[Given instruction]: Print out each record below, unaltered and complete, without its images.

[Data section]:

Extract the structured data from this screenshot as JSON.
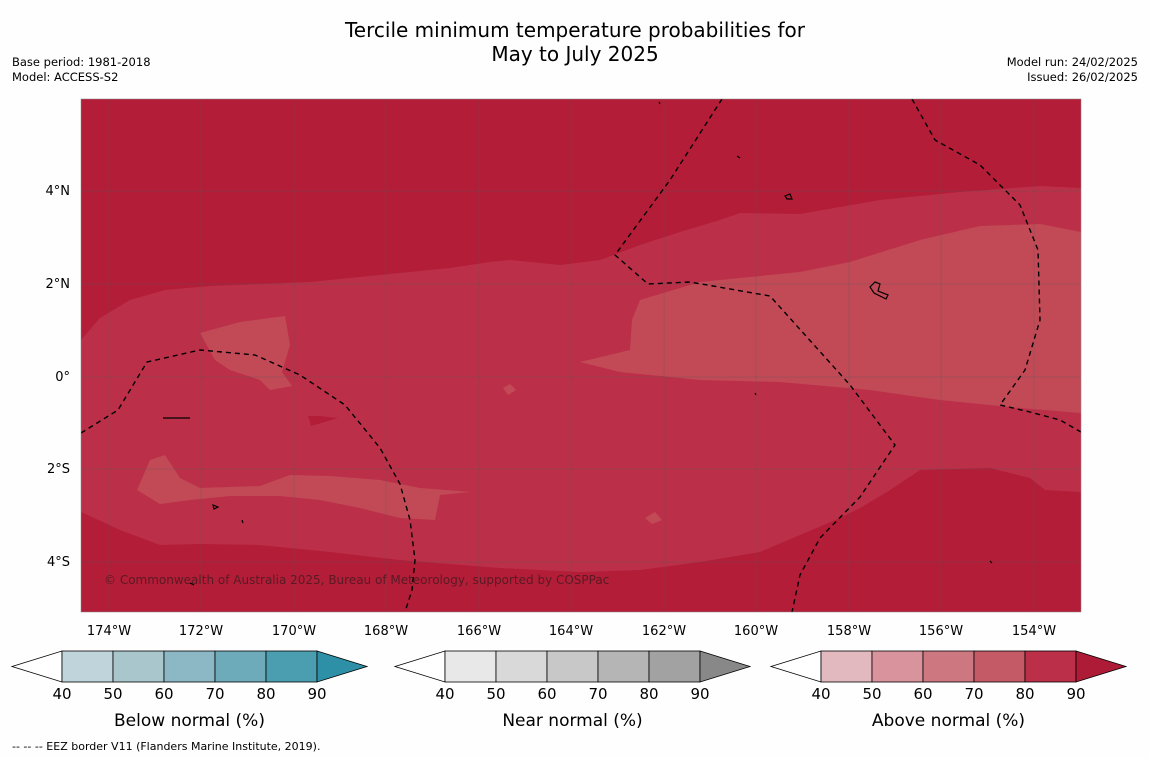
{
  "title": {
    "line1": "Tercile minimum temperature probabilities for",
    "line2": "May to July 2025"
  },
  "meta_left": {
    "base_period": "Base period: 1981-2018",
    "model": "Model: ACCESS-S2"
  },
  "meta_right": {
    "model_run": "Model run: 24/02/2025",
    "issued": "Issued: 26/02/2025"
  },
  "map": {
    "copyright": "© Commonwealth of Australia 2025, Bureau of Meteorology, supported by COSPPac",
    "lat_labels": [
      "4°N",
      "2°N",
      "0°",
      "2°S",
      "4°S"
    ],
    "lon_labels": [
      "174°W",
      "172°W",
      "170°W",
      "168°W",
      "166°W",
      "164°W",
      "162°W",
      "160°W",
      "158°W",
      "156°W",
      "154°W"
    ],
    "colors": {
      "above_90": "#b31d38",
      "above_80": "#bb3048",
      "above_70": "#c24a56",
      "grid": "#555555",
      "eez_line": "#000000"
    }
  },
  "colorbars": [
    {
      "title": "Below normal (%)",
      "ticks": [
        "40",
        "50",
        "60",
        "70",
        "80",
        "90"
      ],
      "colors": [
        "#ffffff",
        "#bfd4db",
        "#a8c6cc",
        "#8cb7c4",
        "#6dabba",
        "#4a9eb0",
        "#2e90a6"
      ]
    },
    {
      "title": "Near normal (%)",
      "ticks": [
        "40",
        "50",
        "60",
        "70",
        "80",
        "90"
      ],
      "colors": [
        "#ffffff",
        "#e8e8e8",
        "#d9d9d9",
        "#c8c8c8",
        "#b5b5b5",
        "#a2a2a2",
        "#888888"
      ]
    },
    {
      "title": "Above normal (%)",
      "ticks": [
        "40",
        "50",
        "60",
        "70",
        "80",
        "90"
      ],
      "colors": [
        "#ffffff",
        "#e3b9c0",
        "#d8939d",
        "#cd7780",
        "#c45a66",
        "#bb3048",
        "#ae1b36"
      ]
    }
  ],
  "footer": "--  --  -- EEZ border V11 (Flanders Marine Institute, 2019)."
}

[Final answer]:
Extract the structured data from this screenshot as JSON.
{
  "title": {
    "line1": "Tercile minimum temperature probabilities for",
    "line2": "May to July 2025"
  },
  "meta_left": {
    "base_period": "Base period: 1981-2018",
    "model": "Model: ACCESS-S2"
  },
  "meta_right": {
    "model_run": "Model run: 24/02/2025",
    "issued": "Issued: 26/02/2025"
  },
  "map": {
    "copyright": "© Commonwealth of Australia 2025, Bureau of Meteorology, supported by COSPPac",
    "lat_labels": [
      "4°N",
      "2°N",
      "0°",
      "2°S",
      "4°S"
    ],
    "lon_labels": [
      "174°W",
      "172°W",
      "170°W",
      "168°W",
      "166°W",
      "164°W",
      "162°W",
      "160°W",
      "158°W",
      "156°W",
      "154°W"
    ],
    "colors": {
      "above_90": "#b31d38",
      "above_80": "#bb3048",
      "above_70": "#c24a56",
      "grid": "#555555",
      "eez_line": "#000000"
    }
  },
  "colorbars": [
    {
      "title": "Below normal (%)",
      "ticks": [
        "40",
        "50",
        "60",
        "70",
        "80",
        "90"
      ],
      "colors": [
        "#ffffff",
        "#bfd4db",
        "#a8c6cc",
        "#8cb7c4",
        "#6dabba",
        "#4a9eb0",
        "#2e90a6"
      ]
    },
    {
      "title": "Near normal (%)",
      "ticks": [
        "40",
        "50",
        "60",
        "70",
        "80",
        "90"
      ],
      "colors": [
        "#ffffff",
        "#e8e8e8",
        "#d9d9d9",
        "#c8c8c8",
        "#b5b5b5",
        "#a2a2a2",
        "#888888"
      ]
    },
    {
      "title": "Above normal (%)",
      "ticks": [
        "40",
        "50",
        "60",
        "70",
        "80",
        "90"
      ],
      "colors": [
        "#ffffff",
        "#e3b9c0",
        "#d8939d",
        "#cd7780",
        "#c45a66",
        "#bb3048",
        "#ae1b36"
      ]
    }
  ],
  "footer": "--  --  -- EEZ border V11 (Flanders Marine Institute, 2019)."
}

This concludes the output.